- [WHAT IS NEEDED] Below are some records; repeat them all exactly, minus the pictures.

Data excerpts

________

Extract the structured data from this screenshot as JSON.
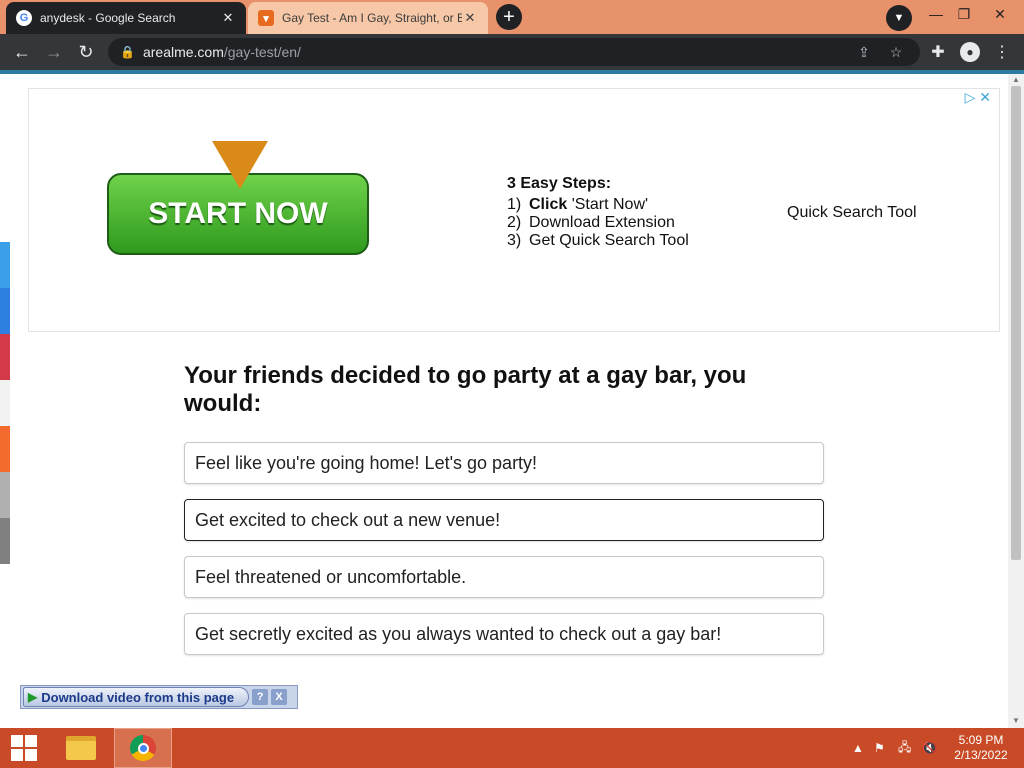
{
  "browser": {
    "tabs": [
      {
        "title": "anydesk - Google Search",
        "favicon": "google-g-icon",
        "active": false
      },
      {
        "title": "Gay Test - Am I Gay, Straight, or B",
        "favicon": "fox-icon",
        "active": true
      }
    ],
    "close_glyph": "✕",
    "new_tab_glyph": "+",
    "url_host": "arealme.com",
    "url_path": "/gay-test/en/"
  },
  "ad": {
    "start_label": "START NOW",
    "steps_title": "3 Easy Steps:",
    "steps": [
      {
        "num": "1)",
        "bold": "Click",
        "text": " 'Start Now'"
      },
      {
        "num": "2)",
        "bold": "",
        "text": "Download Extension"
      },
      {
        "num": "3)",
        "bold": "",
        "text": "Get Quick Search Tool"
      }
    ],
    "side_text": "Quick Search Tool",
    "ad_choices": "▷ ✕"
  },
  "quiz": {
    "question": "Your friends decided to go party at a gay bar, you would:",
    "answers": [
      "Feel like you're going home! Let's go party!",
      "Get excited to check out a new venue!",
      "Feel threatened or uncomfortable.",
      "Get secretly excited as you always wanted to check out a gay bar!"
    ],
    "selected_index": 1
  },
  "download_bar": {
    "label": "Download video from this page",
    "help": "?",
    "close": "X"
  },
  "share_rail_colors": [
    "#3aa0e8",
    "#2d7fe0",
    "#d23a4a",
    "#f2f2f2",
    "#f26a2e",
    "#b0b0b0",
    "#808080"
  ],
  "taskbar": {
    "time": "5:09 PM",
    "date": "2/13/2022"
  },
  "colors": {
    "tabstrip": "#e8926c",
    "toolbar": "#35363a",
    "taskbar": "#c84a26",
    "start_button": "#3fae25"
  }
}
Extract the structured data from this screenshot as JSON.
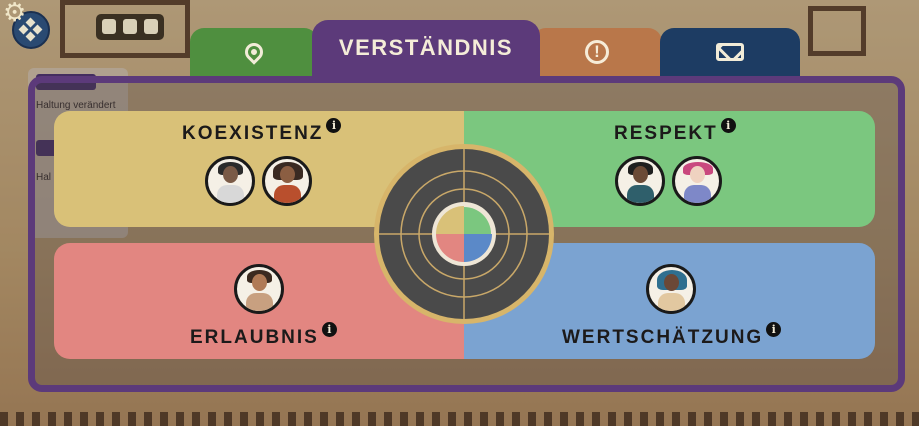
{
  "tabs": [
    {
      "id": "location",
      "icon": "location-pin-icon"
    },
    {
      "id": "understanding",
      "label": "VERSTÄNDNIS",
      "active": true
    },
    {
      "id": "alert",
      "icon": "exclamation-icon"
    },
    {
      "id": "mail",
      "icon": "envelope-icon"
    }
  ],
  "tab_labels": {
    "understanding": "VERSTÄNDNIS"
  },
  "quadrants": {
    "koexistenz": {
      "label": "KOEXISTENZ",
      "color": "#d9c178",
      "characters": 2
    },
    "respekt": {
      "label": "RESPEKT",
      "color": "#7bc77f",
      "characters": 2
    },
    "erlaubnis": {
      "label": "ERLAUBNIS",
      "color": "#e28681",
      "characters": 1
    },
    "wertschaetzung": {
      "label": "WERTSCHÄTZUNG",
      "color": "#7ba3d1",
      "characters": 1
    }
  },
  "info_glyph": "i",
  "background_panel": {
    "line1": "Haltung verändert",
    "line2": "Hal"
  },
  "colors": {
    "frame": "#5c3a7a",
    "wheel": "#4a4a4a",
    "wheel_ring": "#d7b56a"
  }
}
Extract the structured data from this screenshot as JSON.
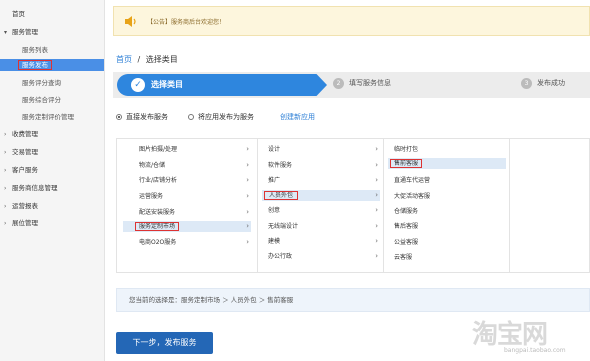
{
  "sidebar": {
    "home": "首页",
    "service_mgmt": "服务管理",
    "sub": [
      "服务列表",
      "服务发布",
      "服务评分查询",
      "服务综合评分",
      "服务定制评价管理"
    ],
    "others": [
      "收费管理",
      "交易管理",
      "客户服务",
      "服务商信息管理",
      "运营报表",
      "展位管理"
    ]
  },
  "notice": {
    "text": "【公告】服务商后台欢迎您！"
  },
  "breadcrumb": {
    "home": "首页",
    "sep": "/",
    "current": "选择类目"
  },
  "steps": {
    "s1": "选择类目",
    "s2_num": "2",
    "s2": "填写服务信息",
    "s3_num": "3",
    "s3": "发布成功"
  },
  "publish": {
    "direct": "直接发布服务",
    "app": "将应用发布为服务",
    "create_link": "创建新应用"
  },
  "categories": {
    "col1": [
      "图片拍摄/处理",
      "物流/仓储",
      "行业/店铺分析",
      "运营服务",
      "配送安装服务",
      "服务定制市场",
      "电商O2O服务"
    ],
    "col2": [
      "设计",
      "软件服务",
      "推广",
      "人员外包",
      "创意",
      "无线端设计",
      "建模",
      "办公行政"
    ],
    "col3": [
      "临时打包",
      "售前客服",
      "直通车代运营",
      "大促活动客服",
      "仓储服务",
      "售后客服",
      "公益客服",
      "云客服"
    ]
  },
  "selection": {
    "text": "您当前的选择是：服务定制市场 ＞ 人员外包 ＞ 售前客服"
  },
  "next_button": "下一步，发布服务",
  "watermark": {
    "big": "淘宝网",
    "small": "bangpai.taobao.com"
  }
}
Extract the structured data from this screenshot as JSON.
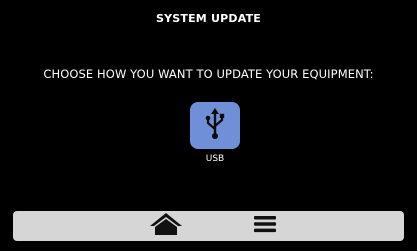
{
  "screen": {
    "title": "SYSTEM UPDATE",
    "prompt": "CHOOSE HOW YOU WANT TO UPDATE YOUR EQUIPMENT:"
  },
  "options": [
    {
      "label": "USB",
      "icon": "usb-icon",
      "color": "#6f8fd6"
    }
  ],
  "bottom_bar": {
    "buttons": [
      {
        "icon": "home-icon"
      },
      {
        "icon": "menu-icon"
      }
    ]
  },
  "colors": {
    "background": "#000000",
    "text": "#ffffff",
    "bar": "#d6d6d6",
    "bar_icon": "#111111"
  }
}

________

- [RESPONSE BELOW]
Extract the structured data from this screenshot as JSON.
{
  "browser": {
    "tabs": [
      {
        "title": "anydesk - Google Search",
        "favicon": "google-g-icon",
        "active": false
      },
      {
        "title": "Gay Test - Am I Gay, Straight, or B",
        "favicon": "fox-icon",
        "active": true
      }
    ],
    "close_glyph": "✕",
    "new_tab_glyph": "+",
    "url_host": "arealme.com",
    "url_path": "/gay-test/en/"
  },
  "ad": {
    "start_label": "START NOW",
    "steps_title": "3 Easy Steps:",
    "steps": [
      {
        "num": "1)",
        "bold": "Click",
        "text": " 'Start Now'"
      },
      {
        "num": "2)",
        "bold": "",
        "text": "Download Extension"
      },
      {
        "num": "3)",
        "bold": "",
        "text": "Get Quick Search Tool"
      }
    ],
    "side_text": "Quick Search Tool",
    "ad_choices": "▷ ✕"
  },
  "quiz": {
    "question": "Your friends decided to go party at a gay bar, you would:",
    "answers": [
      "Feel like you're going home! Let's go party!",
      "Get excited to check out a new venue!",
      "Feel threatened or uncomfortable.",
      "Get secretly excited as you always wanted to check out a gay bar!"
    ],
    "selected_index": 1
  },
  "download_bar": {
    "label": "Download video from this page",
    "help": "?",
    "close": "X"
  },
  "share_rail_colors": [
    "#3aa0e8",
    "#2d7fe0",
    "#d23a4a",
    "#f2f2f2",
    "#f26a2e",
    "#b0b0b0",
    "#808080"
  ],
  "taskbar": {
    "time": "5:09 PM",
    "date": "2/13/2022"
  },
  "colors": {
    "tabstrip": "#e8926c",
    "toolbar": "#35363a",
    "taskbar": "#c84a26",
    "start_button": "#3fae25"
  }
}
Extract the structured data from this screenshot as JSON.
{
  "tabs": [
    {
      "id": "location",
      "icon": "location-pin-icon"
    },
    {
      "id": "understanding",
      "label": "VERSTÄNDNIS",
      "active": true
    },
    {
      "id": "alert",
      "icon": "exclamation-icon"
    },
    {
      "id": "mail",
      "icon": "envelope-icon"
    }
  ],
  "tab_labels": {
    "understanding": "VERSTÄNDNIS"
  },
  "quadrants": {
    "koexistenz": {
      "label": "KOEXISTENZ",
      "color": "#d9c178",
      "characters": 2
    },
    "respekt": {
      "label": "RESPEKT",
      "color": "#7bc77f",
      "characters": 2
    },
    "erlaubnis": {
      "label": "ERLAUBNIS",
      "color": "#e28681",
      "characters": 1
    },
    "wertschaetzung": {
      "label": "WERTSCHÄTZUNG",
      "color": "#7ba3d1",
      "characters": 1
    }
  },
  "info_glyph": "i",
  "background_panel": {
    "line1": "Haltung verändert",
    "line2": "Hal"
  },
  "colors": {
    "frame": "#5c3a7a",
    "wheel": "#4a4a4a",
    "wheel_ring": "#d7b56a"
  }
}
Extract the structured data from this screenshot as JSON.
{
  "sidebar": {
    "home": "首页",
    "service_mgmt": "服务管理",
    "sub": [
      "服务列表",
      "服务发布",
      "服务评分查询",
      "服务综合评分",
      "服务定制评价管理"
    ],
    "others": [
      "收费管理",
      "交易管理",
      "客户服务",
      "服务商信息管理",
      "运营报表",
      "展位管理"
    ]
  },
  "notice": {
    "text": "【公告】服务商后台欢迎您！"
  },
  "breadcrumb": {
    "home": "首页",
    "sep": "/",
    "current": "选择类目"
  },
  "steps": {
    "s1": "选择类目",
    "s2_num": "2",
    "s2": "填写服务信息",
    "s3_num": "3",
    "s3": "发布成功"
  },
  "publish": {
    "direct": "直接发布服务",
    "app": "将应用发布为服务",
    "create_link": "创建新应用"
  },
  "categories": {
    "col1": [
      "图片拍摄/处理",
      "物流/仓储",
      "行业/店铺分析",
      "运营服务",
      "配送安装服务",
      "服务定制市场",
      "电商O2O服务"
    ],
    "col2": [
      "设计",
      "软件服务",
      "推广",
      "人员外包",
      "创意",
      "无线端设计",
      "建模",
      "办公行政"
    ],
    "col3": [
      "临时打包",
      "售前客服",
      "直通车代运营",
      "大促活动客服",
      "仓储服务",
      "售后客服",
      "公益客服",
      "云客服"
    ]
  },
  "selection": {
    "text": "您当前的选择是：服务定制市场 ＞ 人员外包 ＞ 售前客服"
  },
  "next_button": "下一步，发布服务",
  "watermark": {
    "big": "淘宝网",
    "small": "bangpai.taobao.com"
  }
}
Extract the structured data from this screenshot as JSON.
{
  "screen": {
    "title": "SYSTEM UPDATE",
    "prompt": "CHOOSE HOW YOU WANT TO UPDATE YOUR EQUIPMENT:"
  },
  "options": [
    {
      "label": "USB",
      "icon": "usb-icon",
      "color": "#6f8fd6"
    }
  ],
  "bottom_bar": {
    "buttons": [
      {
        "icon": "home-icon"
      },
      {
        "icon": "menu-icon"
      }
    ]
  },
  "colors": {
    "background": "#000000",
    "text": "#ffffff",
    "bar": "#d6d6d6",
    "bar_icon": "#111111"
  }
}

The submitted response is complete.